### [Task requirements]
In the listing below, identify each line with the word "Learning" and return those lines.

— Begin —

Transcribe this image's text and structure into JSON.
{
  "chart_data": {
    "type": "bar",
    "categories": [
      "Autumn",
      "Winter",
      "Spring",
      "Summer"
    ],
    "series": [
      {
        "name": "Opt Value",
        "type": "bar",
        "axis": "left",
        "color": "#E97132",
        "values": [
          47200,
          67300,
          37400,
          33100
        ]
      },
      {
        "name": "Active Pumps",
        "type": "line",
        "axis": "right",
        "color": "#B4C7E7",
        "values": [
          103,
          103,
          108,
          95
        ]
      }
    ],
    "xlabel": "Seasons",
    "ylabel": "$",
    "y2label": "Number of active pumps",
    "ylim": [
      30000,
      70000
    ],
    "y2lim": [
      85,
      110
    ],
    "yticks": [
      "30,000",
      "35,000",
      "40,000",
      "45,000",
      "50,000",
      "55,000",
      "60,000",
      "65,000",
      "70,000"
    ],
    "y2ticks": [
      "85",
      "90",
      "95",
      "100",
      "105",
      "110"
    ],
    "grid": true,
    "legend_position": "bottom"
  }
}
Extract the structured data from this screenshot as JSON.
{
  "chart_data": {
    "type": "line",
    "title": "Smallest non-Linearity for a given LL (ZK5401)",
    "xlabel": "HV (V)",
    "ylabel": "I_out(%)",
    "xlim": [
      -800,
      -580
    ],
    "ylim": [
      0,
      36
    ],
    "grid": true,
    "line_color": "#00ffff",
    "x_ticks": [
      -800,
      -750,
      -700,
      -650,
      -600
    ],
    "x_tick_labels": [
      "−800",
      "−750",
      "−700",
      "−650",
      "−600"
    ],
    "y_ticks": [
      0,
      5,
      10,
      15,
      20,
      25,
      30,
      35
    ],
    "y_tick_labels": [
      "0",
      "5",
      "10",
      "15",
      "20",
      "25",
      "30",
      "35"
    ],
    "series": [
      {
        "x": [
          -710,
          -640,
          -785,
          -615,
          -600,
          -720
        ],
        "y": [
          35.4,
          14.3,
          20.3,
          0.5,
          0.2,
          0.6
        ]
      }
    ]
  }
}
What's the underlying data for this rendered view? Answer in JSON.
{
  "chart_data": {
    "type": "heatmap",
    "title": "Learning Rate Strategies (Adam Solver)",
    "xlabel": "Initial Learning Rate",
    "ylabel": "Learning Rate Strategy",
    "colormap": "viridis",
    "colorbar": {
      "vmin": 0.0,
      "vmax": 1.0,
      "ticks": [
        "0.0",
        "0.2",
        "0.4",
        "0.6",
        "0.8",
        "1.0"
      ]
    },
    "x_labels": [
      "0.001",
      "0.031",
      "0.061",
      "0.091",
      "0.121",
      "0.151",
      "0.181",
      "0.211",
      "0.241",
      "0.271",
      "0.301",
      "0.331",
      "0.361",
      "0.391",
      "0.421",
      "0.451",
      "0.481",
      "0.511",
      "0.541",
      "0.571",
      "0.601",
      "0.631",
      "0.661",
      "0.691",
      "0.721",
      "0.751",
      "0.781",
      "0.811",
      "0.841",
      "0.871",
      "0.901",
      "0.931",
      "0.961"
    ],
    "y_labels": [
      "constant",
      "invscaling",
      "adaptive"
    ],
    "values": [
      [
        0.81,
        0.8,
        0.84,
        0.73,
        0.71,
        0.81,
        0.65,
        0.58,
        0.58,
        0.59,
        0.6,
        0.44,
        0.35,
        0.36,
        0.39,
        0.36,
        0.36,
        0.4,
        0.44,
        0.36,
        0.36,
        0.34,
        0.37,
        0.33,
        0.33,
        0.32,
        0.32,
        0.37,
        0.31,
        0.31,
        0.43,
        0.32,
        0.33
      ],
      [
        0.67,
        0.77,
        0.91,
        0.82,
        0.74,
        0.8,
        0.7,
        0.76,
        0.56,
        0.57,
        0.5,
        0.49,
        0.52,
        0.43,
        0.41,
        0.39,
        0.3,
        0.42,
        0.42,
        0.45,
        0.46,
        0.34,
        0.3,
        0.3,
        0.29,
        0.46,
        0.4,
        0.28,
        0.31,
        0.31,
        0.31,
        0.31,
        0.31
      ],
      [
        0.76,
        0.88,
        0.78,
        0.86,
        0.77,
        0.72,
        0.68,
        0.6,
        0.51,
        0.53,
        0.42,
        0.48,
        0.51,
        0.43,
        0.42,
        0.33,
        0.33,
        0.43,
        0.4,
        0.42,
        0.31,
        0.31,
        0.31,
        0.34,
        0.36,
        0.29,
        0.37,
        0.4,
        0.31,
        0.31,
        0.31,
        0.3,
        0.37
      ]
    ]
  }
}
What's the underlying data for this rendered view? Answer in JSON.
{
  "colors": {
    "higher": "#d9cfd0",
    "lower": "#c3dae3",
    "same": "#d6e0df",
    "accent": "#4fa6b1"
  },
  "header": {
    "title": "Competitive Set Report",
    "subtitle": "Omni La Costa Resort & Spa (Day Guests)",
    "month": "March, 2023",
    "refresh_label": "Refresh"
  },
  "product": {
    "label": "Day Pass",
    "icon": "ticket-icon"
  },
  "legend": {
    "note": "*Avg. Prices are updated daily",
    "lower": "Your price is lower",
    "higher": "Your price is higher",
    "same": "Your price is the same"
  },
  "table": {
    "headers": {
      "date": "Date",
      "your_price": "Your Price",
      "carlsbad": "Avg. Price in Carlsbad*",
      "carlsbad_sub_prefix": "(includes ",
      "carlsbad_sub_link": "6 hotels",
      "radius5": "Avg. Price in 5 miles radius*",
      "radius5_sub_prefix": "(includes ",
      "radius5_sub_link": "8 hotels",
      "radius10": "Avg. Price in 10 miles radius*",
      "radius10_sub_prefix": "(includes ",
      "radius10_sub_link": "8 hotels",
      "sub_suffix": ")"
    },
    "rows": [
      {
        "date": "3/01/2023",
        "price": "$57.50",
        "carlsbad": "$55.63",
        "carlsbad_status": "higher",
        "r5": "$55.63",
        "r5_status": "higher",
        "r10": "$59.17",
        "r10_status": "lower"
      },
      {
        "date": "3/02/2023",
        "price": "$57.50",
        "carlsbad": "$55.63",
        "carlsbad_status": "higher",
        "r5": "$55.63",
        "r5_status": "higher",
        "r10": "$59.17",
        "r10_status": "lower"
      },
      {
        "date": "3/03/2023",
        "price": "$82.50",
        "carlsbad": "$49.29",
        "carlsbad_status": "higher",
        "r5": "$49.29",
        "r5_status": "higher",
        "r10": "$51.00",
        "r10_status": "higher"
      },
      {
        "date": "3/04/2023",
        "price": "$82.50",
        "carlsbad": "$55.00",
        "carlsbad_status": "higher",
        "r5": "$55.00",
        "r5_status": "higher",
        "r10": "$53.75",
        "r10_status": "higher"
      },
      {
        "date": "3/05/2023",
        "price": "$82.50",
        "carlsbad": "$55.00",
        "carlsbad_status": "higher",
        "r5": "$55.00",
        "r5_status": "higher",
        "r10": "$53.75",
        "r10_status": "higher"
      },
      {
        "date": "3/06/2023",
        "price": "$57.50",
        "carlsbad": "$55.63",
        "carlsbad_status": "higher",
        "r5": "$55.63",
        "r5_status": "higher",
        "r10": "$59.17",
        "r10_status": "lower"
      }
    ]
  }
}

— End —

### [Solution to this exercise]
    "title": "Learning Rate Strategies (Adam Solver)",
    "xlabel": "Initial Learning Rate",
    "ylabel": "Learning Rate Strategy",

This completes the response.